[Start Exercise input]

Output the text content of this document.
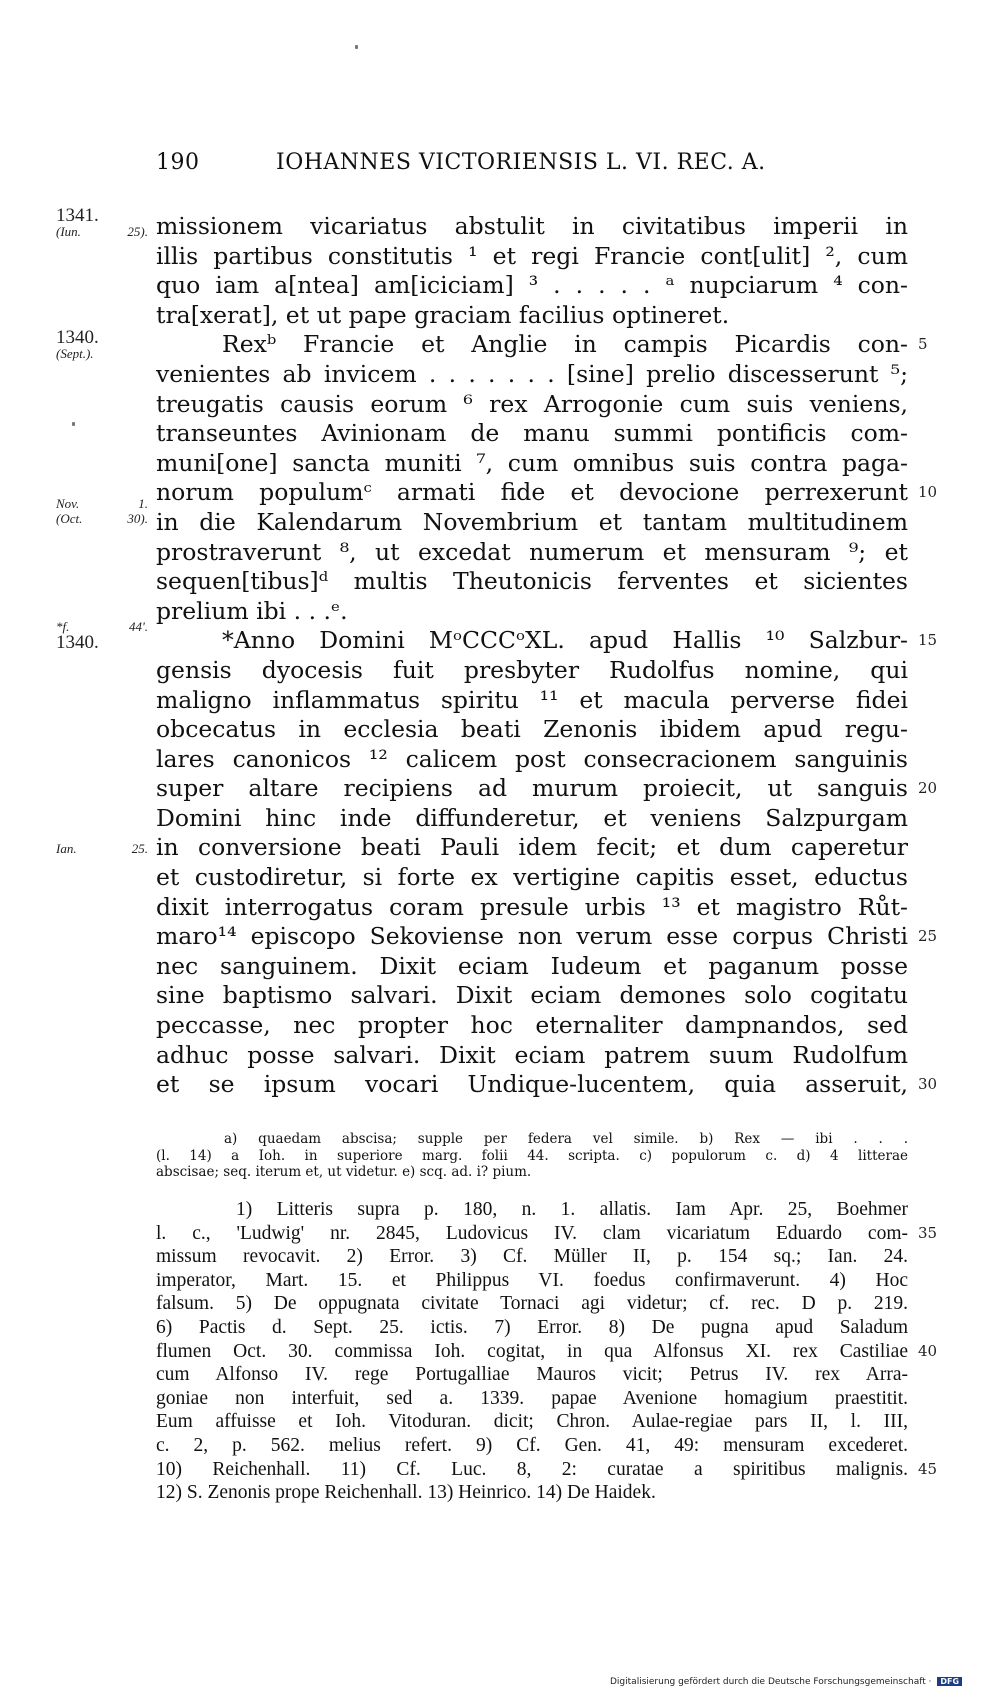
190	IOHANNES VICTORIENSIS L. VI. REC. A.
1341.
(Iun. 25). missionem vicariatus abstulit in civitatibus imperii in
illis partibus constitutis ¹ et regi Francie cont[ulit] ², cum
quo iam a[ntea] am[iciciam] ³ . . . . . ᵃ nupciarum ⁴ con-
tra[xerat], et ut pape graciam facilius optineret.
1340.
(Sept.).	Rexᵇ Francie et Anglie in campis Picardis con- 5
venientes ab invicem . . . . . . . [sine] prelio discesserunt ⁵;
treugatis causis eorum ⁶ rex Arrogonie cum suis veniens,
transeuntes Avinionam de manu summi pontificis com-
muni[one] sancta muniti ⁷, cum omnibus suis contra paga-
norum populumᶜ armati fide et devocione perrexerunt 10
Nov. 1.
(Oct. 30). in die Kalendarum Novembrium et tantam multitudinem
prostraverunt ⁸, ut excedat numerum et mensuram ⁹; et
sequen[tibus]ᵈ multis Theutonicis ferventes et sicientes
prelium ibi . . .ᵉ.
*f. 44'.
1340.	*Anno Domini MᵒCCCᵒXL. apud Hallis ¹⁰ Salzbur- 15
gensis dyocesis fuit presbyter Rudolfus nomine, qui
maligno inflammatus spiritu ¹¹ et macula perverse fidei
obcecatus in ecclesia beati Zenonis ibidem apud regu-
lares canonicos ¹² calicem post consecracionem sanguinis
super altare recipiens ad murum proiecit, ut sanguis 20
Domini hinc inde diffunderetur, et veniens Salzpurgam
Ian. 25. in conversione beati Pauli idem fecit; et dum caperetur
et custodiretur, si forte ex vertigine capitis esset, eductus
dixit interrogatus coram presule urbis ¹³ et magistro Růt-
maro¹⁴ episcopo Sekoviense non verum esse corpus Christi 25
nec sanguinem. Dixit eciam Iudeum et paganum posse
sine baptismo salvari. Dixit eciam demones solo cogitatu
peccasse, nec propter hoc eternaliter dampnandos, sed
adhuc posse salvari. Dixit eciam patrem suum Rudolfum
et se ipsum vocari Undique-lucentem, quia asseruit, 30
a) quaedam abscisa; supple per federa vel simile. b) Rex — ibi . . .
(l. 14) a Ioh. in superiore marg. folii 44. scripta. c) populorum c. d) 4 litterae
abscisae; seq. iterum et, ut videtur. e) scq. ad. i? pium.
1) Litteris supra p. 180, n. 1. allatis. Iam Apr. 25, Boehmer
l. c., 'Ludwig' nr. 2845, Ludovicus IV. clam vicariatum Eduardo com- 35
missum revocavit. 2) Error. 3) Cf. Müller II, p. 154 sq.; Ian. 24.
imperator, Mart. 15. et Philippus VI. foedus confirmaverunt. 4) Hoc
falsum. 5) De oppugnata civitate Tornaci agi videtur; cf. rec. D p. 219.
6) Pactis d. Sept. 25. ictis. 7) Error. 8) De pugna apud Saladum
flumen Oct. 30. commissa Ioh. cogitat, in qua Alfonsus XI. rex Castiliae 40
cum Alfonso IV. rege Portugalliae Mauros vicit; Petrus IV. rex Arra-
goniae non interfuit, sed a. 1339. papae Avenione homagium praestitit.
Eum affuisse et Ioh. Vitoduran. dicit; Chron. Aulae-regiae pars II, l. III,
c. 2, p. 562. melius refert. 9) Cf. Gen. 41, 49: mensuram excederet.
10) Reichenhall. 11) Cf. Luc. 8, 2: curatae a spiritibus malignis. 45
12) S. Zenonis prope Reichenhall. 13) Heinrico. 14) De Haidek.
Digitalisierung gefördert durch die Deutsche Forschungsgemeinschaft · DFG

[End Exercise input]

■ Task details:
All lines of the data above that include the word "Domini" must be shown.

■ Answer below:
1340.	*Anno Domini MᵒCCCᵒXL. apud Hallis ¹⁰ Salzbur- 15
Domini hinc inde diffunderetur, et veniens Salzpurgam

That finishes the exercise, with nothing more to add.